Figure contents as structured data
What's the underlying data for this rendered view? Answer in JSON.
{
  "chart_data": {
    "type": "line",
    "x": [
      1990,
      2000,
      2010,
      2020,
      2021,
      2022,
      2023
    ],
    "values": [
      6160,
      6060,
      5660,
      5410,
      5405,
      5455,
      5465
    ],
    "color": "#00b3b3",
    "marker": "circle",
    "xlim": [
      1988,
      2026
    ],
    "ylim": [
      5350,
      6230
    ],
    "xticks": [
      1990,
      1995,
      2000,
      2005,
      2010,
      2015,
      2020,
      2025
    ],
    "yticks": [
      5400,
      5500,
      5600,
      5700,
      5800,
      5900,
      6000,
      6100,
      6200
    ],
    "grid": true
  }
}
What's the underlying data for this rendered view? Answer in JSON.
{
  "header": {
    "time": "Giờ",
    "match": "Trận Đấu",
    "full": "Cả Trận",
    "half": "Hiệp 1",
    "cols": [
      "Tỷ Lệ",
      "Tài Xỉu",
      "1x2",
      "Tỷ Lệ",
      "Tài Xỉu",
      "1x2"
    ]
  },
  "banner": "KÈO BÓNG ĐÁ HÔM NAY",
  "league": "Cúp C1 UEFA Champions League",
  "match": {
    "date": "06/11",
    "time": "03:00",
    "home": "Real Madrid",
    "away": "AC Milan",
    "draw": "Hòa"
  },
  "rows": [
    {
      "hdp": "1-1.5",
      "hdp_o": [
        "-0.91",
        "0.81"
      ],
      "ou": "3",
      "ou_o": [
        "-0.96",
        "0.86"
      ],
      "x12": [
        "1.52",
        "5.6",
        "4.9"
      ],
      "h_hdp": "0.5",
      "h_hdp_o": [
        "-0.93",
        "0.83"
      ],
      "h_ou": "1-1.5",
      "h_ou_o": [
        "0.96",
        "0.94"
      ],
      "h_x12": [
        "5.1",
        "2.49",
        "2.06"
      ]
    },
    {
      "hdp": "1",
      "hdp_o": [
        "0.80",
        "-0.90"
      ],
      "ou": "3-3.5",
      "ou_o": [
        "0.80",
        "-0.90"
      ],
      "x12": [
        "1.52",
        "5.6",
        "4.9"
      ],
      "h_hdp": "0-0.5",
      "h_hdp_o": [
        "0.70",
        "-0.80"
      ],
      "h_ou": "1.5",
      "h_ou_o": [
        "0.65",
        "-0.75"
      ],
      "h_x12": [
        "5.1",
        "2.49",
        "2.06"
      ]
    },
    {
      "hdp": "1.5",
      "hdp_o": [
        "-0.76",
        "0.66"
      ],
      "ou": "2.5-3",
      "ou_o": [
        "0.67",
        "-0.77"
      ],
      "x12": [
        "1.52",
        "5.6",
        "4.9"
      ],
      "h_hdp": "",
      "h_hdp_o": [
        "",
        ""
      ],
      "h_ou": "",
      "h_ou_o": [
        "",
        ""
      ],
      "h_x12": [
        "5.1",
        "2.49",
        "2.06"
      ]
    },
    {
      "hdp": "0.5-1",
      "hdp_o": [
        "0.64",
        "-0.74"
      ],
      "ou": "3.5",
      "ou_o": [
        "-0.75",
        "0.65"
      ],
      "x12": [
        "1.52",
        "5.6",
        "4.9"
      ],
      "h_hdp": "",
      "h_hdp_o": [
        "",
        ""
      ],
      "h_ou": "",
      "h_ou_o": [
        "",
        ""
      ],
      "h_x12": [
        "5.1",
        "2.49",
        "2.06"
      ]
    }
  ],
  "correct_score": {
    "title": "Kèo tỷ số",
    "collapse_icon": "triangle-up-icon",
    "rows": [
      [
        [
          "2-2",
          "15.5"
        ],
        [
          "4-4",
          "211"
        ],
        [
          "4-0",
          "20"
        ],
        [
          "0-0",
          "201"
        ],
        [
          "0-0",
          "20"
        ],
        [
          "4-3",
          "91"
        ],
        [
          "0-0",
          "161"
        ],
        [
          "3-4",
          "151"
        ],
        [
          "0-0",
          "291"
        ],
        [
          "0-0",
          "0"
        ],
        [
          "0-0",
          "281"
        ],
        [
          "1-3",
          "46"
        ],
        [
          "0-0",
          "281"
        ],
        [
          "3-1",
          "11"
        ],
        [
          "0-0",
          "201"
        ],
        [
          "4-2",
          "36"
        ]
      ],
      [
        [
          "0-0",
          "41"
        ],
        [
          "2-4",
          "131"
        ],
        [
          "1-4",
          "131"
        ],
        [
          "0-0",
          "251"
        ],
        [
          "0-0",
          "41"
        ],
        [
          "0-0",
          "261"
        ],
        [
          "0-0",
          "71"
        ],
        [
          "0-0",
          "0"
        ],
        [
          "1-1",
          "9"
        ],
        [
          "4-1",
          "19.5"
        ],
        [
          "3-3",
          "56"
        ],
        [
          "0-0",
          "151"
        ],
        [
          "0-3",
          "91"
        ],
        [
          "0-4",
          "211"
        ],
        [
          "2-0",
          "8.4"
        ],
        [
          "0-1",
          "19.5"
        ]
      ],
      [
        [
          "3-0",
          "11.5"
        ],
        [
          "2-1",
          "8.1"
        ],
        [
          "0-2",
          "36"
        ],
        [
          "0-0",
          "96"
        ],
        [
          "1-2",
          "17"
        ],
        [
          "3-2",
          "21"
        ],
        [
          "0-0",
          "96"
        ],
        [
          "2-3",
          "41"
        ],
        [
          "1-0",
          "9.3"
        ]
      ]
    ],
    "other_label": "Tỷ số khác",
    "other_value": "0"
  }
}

• Job:
Return all of the data word for word.

• Solution below:
What's the underlying data for this rendered view? Answer in JSON.
{
  "chart_data": {
    "type": "line",
    "x": [
      1990,
      2000,
      2010,
      2020,
      2021,
      2022,
      2023
    ],
    "values": [
      6160,
      6060,
      5660,
      5410,
      5405,
      5455,
      5465
    ],
    "color": "#00b3b3",
    "marker": "circle",
    "xlim": [
      1988,
      2026
    ],
    "ylim": [
      5350,
      6230
    ],
    "xticks": [
      1990,
      1995,
      2000,
      2005,
      2010,
      2015,
      2020,
      2025
    ],
    "yticks": [
      5400,
      5500,
      5600,
      5700,
      5800,
      5900,
      6000,
      6100,
      6200
    ],
    "grid": true
  }
}
What's the underlying data for this rendered view? Answer in JSON.
{
  "header": {
    "time": "Giờ",
    "match": "Trận Đấu",
    "full": "Cả Trận",
    "half": "Hiệp 1",
    "cols": [
      "Tỷ Lệ",
      "Tài Xỉu",
      "1x2",
      "Tỷ Lệ",
      "Tài Xỉu",
      "1x2"
    ]
  },
  "banner": "KÈO BÓNG ĐÁ HÔM NAY",
  "league": "Cúp C1 UEFA Champions League",
  "match": {
    "date": "06/11",
    "time": "03:00",
    "home": "Real Madrid",
    "away": "AC Milan",
    "draw": "Hòa"
  },
  "rows": [
    {
      "hdp": "1-1.5",
      "hdp_o": [
        "-0.91",
        "0.81"
      ],
      "ou": "3",
      "ou_o": [
        "-0.96",
        "0.86"
      ],
      "x12": [
        "1.52",
        "5.6",
        "4.9"
      ],
      "h_hdp": "0.5",
      "h_hdp_o": [
        "-0.93",
        "0.83"
      ],
      "h_ou": "1-1.5",
      "h_ou_o": [
        "0.96",
        "0.94"
      ],
      "h_x12": [
        "5.1",
        "2.49",
        "2.06"
      ]
    },
    {
      "hdp": "1",
      "hdp_o": [
        "0.80",
        "-0.90"
      ],
      "ou": "3-3.5",
      "ou_o": [
        "0.80",
        "-0.90"
      ],
      "x12": [
        "1.52",
        "5.6",
        "4.9"
      ],
      "h_hdp": "0-0.5",
      "h_hdp_o": [
        "0.70",
        "-0.80"
      ],
      "h_ou": "1.5",
      "h_ou_o": [
        "0.65",
        "-0.75"
      ],
      "h_x12": [
        "5.1",
        "2.49",
        "2.06"
      ]
    },
    {
      "hdp": "1.5",
      "hdp_o": [
        "-0.76",
        "0.66"
      ],
      "ou": "2.5-3",
      "ou_o": [
        "0.67",
        "-0.77"
      ],
      "x12": [
        "1.52",
        "5.6",
        "4.9"
      ],
      "h_hdp": "",
      "h_hdp_o": [
        "",
        ""
      ],
      "h_ou": "",
      "h_ou_o": [
        "",
        ""
      ],
      "h_x12": [
        "5.1",
        "2.49",
        "2.06"
      ]
    },
    {
      "hdp": "0.5-1",
      "hdp_o": [
        "0.64",
        "-0.74"
      ],
      "ou": "3.5",
      "ou_o": [
        "-0.75",
        "0.65"
      ],
      "x12": [
        "1.52",
        "5.6",
        "4.9"
      ],
      "h_hdp": "",
      "h_hdp_o": [
        "",
        ""
      ],
      "h_ou": "",
      "h_ou_o": [
        "",
        ""
      ],
      "h_x12": [
        "5.1",
        "2.49",
        "2.06"
      ]
    }
  ],
  "correct_score": {
    "title": "Kèo tỷ số",
    "collapse_icon": "triangle-up-icon",
    "rows": [
      [
        [
          "2-2",
          "15.5"
        ],
        [
          "4-4",
          "211"
        ],
        [
          "4-0",
          "20"
        ],
        [
          "0-0",
          "201"
        ],
        [
          "0-0",
          "20"
        ],
        [
          "4-3",
          "91"
        ],
        [
          "0-0",
          "161"
        ],
        [
          "3-4",
          "151"
        ],
        [
          "0-0",
          "291"
        ],
        [
          "0-0",
          "0"
        ],
        [
          "0-0",
          "281"
        ],
        [
          "1-3",
          "46"
        ],
        [
          "0-0",
          "281"
        ],
        [
          "3-1",
          "11"
        ],
        [
          "0-0",
          "201"
        ],
        [
          "4-2",
          "36"
        ]
      ],
      [
        [
          "0-0",
          "41"
        ],
        [
          "2-4",
          "131"
        ],
        [
          "1-4",
          "131"
        ],
        [
          "0-0",
          "251"
        ],
        [
          "0-0",
          "41"
        ],
        [
          "0-0",
          "261"
        ],
        [
          "0-0",
          "71"
        ],
        [
          "0-0",
          "0"
        ],
        [
          "1-1",
          "9"
        ],
        [
          "4-1",
          "19.5"
        ],
        [
          "3-3",
          "56"
        ],
        [
          "0-0",
          "151"
        ],
        [
          "0-3",
          "91"
        ],
        [
          "0-4",
          "211"
        ],
        [
          "2-0",
          "8.4"
        ],
        [
          "0-1",
          "19.5"
        ]
      ],
      [
        [
          "3-0",
          "11.5"
        ],
        [
          "2-1",
          "8.1"
        ],
        [
          "0-2",
          "36"
        ],
        [
          "0-0",
          "96"
        ],
        [
          "1-2",
          "17"
        ],
        [
          "3-2",
          "21"
        ],
        [
          "0-0",
          "96"
        ],
        [
          "2-3",
          "41"
        ],
        [
          "1-0",
          "9.3"
        ]
      ]
    ],
    "other_label": "Tỷ số khác",
    "other_value": "0"
  }
}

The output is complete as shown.